WRITTEN REQUEST 1:
List the four aspects of Scottish Jewry that the study in the article on Scottish Jewry sets out to examine.

══ GIVEN PASSAGE

Academic journal article Journal of Multidisciplinary Research

200 Years of Scottish Jewry: A Demographic and Genealogical Profile

Academic journal article Journal of Multidisciplinary Research

200 Years of Scottish Jewry: A Demographic and Genealogical Profile

Article excerpt

Project Description and Aims

The International Institute for Jewish Genealogy in Jerusalem is sponsoring a major project "200 Years of Scottish Jewry - a Demographic and Genealogical Profile."36 The study's aim is to research a definable ethno-religious group at the national level - in this case, the entire Jewish community in Scotland, from its emergence as a formal entity in 1816/17, with the founding of a synagogue in Edinburgh, to the present day. As far we know, no similar genealogical analyses of any other national Jewries exist and thus we hope that the project will encourage further studies of Jewish communities of similar size and age. It also may stimulate genealogical studies of other ethnic, religious, or other groups at the national level.

The study endeavours to examine, systematically and for the first time, various aspects of Scottish Jewry as an immigrant group. These include the following:

1. Identifying Scotland's Jews and locating their provenance, mainly from Central and Eastern Europe.

2. Ascertaining their numbers over time by analysing birth, marriage and death records.

3. Mapping the dispersal patterns of the Jewish immigrants throughout Scotland and the emergence of organised communities in 7 smaller towns and cities. This aspect includes residential shifts within Glasgow and, to a lesser extent, Edinburgh, reflecting progressive socio-economic changes in the two major concentrations of Scottish Jewry.

4- Producing occupational analyses and identifying various communal, religious, business, cultural élites, as they emerge.

════
══ INFORMATION SUPPLIED

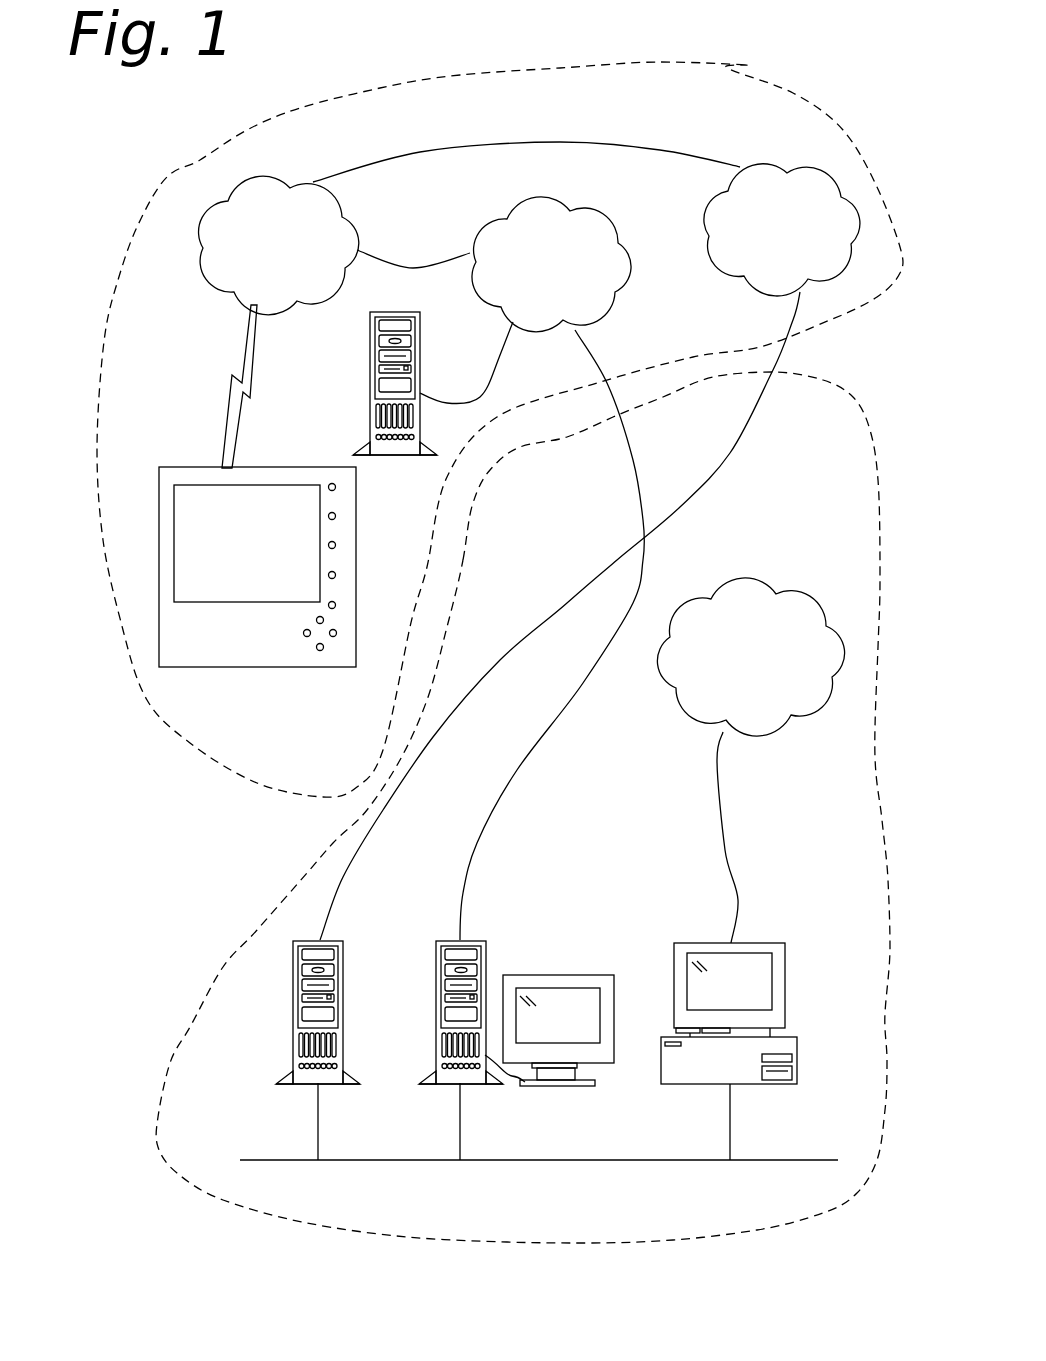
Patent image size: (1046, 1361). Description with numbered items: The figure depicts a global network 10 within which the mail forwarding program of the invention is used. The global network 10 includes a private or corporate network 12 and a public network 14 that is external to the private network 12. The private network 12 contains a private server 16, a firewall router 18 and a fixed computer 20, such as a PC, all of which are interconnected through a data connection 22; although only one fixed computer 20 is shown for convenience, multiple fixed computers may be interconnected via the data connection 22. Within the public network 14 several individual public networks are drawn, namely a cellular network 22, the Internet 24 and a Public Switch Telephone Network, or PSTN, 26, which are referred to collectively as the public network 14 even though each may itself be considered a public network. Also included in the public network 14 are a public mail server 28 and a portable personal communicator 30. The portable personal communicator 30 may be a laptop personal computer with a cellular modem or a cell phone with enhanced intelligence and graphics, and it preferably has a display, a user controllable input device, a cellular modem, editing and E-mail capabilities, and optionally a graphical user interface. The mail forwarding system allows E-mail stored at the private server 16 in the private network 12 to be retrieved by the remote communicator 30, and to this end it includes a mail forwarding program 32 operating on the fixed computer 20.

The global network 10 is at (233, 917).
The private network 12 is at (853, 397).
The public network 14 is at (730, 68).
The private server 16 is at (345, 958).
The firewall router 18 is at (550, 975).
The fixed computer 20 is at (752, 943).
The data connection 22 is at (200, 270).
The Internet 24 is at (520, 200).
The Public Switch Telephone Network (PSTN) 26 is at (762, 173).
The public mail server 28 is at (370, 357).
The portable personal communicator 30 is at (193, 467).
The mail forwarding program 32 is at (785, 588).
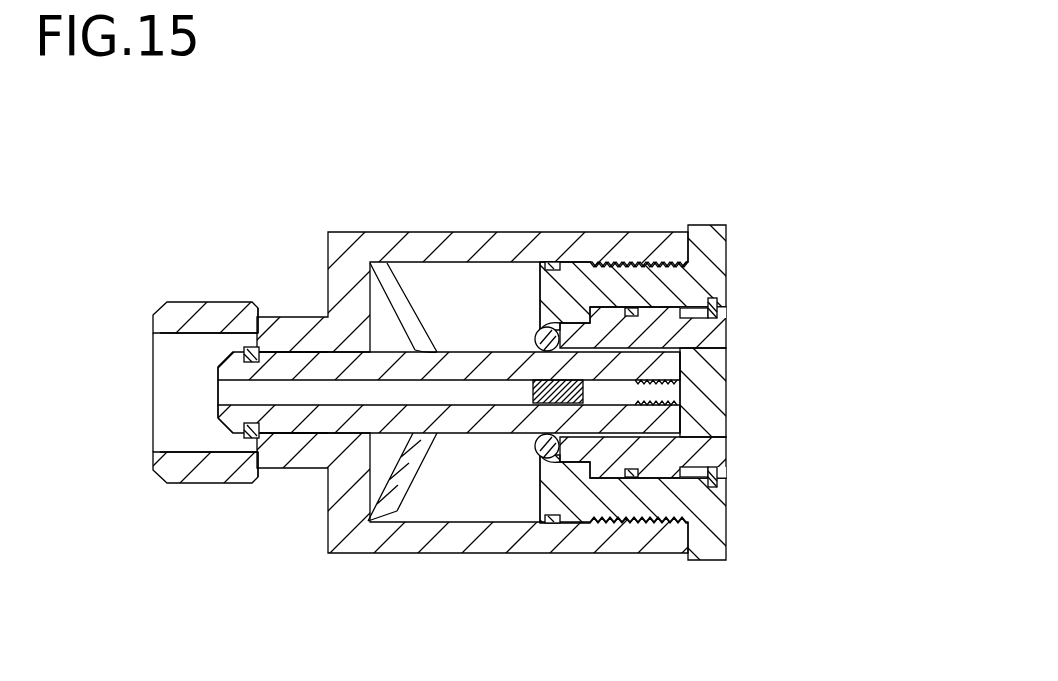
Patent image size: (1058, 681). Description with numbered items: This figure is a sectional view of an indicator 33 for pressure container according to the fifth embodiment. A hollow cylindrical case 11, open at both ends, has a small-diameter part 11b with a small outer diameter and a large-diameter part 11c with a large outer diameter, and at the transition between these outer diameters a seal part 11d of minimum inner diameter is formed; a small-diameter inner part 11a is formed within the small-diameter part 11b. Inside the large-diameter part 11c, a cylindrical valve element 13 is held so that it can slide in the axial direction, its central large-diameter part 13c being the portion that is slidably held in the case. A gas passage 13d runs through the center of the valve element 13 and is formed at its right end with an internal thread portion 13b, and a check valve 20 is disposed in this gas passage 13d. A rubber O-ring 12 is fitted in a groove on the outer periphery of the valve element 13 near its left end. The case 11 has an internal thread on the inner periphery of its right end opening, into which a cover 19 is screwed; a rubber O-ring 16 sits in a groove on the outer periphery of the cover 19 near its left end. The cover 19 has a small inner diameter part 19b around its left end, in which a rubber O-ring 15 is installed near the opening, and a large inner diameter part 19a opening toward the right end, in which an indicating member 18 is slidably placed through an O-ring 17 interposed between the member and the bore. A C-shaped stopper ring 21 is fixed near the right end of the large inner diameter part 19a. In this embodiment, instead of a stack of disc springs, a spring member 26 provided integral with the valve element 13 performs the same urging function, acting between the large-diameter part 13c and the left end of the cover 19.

════

WRITTEN REQUEST 2:
Reproduce the listing from its start through the line containing "The data connection 22 is at (200, 270).", swapping "mail forwarding program" for "message relay program" and changing nothing else. Leave out the pictures.

TASK SOLUTION 1:
1. Identifying Scotland's Jews and locating their provenance, mainly from Central and Eastern Europe.
2. Ascertaining their numbers over time by analysing birth, marriage and death records.
3. Mapping the dispersal patterns of the Jewish immigrants throughout Scotland and the emergence of organised communities in 7 smaller towns and cities, including residential shifts within Glasgow and, to a lesser extent, Edinburgh.
4. Producing occupational analyses and identifying various communal, religious, business, cultural élites, as they emerge.

TASK SOLUTION 2:
Patent image size: (1046, 1361). Description with numbered items: The figure depicts a global network 10 within which the message relay program of the invention is used. The global network 10 includes a private or corporate network 12 and a public network 14 that is external to the private network 12. The private network 12 contains a private server 16, a firewall router 18 and a fixed computer 20, such as a PC, all of which are interconnected through a data connection 22; although only one fixed computer 20 is shown for convenience, multiple fixed computers may be interconnected via the data connection 22. Within the public network 14 several individual public networks are drawn, namely a cellular network 22, the Internet 24 and a Public Switch Telephone Network, or PSTN, 26, which are referred to collectively as the public network 14 even though each may itself be considered a public network. Also included in the public network 14 are a public mail server 28 and a portable personal communicator 30. The portable personal communicator 30 may be a laptop personal computer with a cellular modem or a cell phone with enhanced intelligence and graphics, and it preferably has a display, a user controllable input device, a cellular modem, editing and E-mail capabilities, and optionally a graphical user interface. The mail forwarding system allows E-mail stored at the private server 16 in the private network 12 to be retrieved by the remote communicator 30, and to this end it includes a message relay program 32 operating on the fixed computer 20.

The global network 10 is at (233, 917).
The private network 12 is at (853, 397).
The public network 14 is at (730, 68).
The private server 16 is at (345, 958).
The firewall router 18 is at (550, 975).
The fixed computer 20 is at (752, 943).
The data connection 22 is at (200, 270).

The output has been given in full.